◆ **Passage**:
—————

You run SFC to fix Windows. It crawls to 100%. And then — error. “Could not repair.” Same story with DISM.
The repair tools themselves won’t repair. Which feels like a cruel joke. But there’s a way through. Let’s fix the fixers.
Why This Happens
Here’s the deal. SFC doesn’t repair files out of thin air. It pulls clean copies from a local store on your PC. And DISM is the tool that keeps that store healthy by downloading good files from Windows Update.
So if DISM can’t reach Windows Update — or the local store is itself corrupted — SFC has no clean source to copy from.
Then there’s the quiet one. A failing hard drive. If your disk has bad sectors, the repair files get corrupted the moment they’re written. No software fix touches that. So we’ll check the drive too.
Fix 1 – Run Them in the Correct Order
This alone fixes most cases.
1 – Press the Windows key, type CMD, right-click Command Prompt, and choose Run as administrator.
2 – First, check the store’s health. Type this and press Enter:
dism /online /cleanup-image /scanhealth
3 – If it reports corruption, repair it. Type this and press Enter:
dism /online /cleanup-image /restorehealth
4 – Let it reach 100%. It can stall around 20% — leave it, that’s normal.
5 – Now, and only now, run sfc /scannow and press Enter.
6 – Restart when it’s done.
DISM heals the source. SFC then has clean files to copy from. Backwards just doesn’t work.
Fix 2 – Give DISM a Local Source (ISO)
If DISM keeps failing, it usually can’t reach Windows Update. So you hand it a clean copy yourself — a Windows ISO. This is the fix when the online repair won’t go.
1 – You need a Windows ISO. So, download it from official page on a working system.
2 – After downloading it, just right-click the ISO file and choose Mount. Note the drive letter it gets (say, D:).
3 – Open that drive, go into the sources folder, and look for install.esd or install.wim.
4 – In an admin Command Prompt, run the matching command (swap D: for your actual drive letter).
5 – For an install.esd file:
dism /online /cleanup-image /restorehealth /source:D:\sources\install.esd /limitaccess
6 – For an install.wim file:
dism /online /cleanup-image /restorehealth /source:D:\sources\install.wim /limitaccess
7 – When it finishes, run sfc /scannow again.
One catch — the ISO version should match your installed Windows version. A mismatched ISO won’t supply the right files.
Fix 3 – Clean Up the Component Store
Sometimes the store is just clogged with old, broken files. Cleaning them out lets a fresh repair succeed.
1 – Open Command Prompt as administrator.

—————

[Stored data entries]
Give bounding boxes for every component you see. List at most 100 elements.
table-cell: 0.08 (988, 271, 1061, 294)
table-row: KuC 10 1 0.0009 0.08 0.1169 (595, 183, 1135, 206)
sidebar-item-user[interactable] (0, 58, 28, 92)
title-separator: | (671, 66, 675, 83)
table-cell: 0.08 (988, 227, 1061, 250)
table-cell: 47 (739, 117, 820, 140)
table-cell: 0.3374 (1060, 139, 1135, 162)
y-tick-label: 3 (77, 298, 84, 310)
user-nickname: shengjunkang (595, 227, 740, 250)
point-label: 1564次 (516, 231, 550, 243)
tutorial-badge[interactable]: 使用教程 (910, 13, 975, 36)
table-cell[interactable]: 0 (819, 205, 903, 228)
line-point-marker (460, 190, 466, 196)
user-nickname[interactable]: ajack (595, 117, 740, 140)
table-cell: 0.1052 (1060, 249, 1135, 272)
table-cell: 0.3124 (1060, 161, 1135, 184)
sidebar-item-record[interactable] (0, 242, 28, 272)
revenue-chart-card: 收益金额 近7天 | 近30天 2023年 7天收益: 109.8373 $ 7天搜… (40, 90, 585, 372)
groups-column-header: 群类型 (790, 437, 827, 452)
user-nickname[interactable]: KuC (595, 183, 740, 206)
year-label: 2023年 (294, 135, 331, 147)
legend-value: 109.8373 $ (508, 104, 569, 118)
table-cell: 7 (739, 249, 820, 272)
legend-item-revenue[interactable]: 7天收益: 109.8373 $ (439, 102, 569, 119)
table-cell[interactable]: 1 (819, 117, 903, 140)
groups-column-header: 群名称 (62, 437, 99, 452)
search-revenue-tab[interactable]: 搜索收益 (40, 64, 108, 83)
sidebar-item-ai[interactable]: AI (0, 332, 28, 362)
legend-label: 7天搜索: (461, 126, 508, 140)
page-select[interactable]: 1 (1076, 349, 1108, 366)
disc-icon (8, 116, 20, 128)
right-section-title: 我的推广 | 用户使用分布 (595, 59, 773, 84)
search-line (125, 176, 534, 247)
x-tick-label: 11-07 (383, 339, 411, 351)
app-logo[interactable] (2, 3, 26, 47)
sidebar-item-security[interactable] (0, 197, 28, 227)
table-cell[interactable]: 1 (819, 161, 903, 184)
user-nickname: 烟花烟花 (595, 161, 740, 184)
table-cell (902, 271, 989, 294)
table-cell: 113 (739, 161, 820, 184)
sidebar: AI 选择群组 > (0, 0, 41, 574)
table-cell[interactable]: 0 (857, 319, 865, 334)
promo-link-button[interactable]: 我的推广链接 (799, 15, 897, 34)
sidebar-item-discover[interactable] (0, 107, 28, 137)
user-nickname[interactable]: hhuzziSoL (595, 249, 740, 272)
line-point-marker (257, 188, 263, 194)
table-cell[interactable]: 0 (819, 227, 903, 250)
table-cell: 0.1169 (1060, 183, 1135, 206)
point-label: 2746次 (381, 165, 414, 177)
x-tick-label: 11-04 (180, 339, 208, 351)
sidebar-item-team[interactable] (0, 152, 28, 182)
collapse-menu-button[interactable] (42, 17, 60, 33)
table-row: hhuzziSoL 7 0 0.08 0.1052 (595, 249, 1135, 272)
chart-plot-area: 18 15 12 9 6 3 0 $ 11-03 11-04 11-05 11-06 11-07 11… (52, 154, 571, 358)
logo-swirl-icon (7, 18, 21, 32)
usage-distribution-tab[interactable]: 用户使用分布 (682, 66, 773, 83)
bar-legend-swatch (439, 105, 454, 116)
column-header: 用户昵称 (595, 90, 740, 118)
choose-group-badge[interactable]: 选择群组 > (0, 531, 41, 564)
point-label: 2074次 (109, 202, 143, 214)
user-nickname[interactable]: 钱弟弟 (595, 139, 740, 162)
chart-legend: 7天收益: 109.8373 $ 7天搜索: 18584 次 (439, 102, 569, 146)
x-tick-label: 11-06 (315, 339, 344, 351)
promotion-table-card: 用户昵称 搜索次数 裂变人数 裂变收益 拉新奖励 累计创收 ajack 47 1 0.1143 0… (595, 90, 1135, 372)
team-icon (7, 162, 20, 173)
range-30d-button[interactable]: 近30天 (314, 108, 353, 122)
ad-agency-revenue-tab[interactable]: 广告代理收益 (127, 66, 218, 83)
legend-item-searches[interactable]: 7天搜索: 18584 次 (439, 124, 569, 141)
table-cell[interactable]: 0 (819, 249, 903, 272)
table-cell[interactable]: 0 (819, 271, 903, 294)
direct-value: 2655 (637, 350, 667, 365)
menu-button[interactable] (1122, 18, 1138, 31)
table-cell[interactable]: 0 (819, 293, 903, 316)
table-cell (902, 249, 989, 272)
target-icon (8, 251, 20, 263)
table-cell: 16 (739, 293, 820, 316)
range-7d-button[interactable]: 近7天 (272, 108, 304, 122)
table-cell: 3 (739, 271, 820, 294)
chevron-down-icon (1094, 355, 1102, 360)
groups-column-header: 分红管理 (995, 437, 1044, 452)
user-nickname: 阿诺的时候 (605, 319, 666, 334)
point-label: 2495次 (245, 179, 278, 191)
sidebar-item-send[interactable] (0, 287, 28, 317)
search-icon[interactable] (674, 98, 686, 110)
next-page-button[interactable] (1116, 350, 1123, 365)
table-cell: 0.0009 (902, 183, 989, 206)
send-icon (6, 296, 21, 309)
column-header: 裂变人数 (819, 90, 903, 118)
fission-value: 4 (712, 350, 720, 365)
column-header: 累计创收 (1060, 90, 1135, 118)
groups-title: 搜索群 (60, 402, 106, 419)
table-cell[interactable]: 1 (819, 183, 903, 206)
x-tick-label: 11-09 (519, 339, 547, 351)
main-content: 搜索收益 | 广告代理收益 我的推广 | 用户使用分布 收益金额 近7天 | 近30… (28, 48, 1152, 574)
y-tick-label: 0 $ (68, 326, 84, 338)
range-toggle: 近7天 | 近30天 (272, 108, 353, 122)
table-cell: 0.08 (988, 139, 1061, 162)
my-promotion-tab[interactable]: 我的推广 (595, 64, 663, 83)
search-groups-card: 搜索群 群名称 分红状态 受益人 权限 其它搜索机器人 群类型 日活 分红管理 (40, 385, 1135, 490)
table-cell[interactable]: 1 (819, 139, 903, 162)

—————

◆ **Work instructions**: Reproduce word for word the part of the Windows repair guide between "5 – Now, and" and "install.esd or install.wim.", inclusive.

◆ **Output for this exercise**:
5 – Now, and only now, run sfc /scannow and press Enter.
6 – Restart when it’s done.
DISM heals the source. SFC then has clean files to copy from. Backwards just doesn’t work.
Fix 2 – Give DISM a Local Source (ISO)
If DISM keeps failing, it usually can’t reach Windows Update. So you hand it a clean copy yourself — a Windows ISO. This is the fix when the online repair won’t go.
1 – You need a Windows ISO. So, download it from official page on a working system.
2 – After downloading it, just right-click the ISO file and choose Mount. Note the drive letter it gets (say, D:).
3 – Open that drive, go into the sources folder, and look for install.esd or install.wim.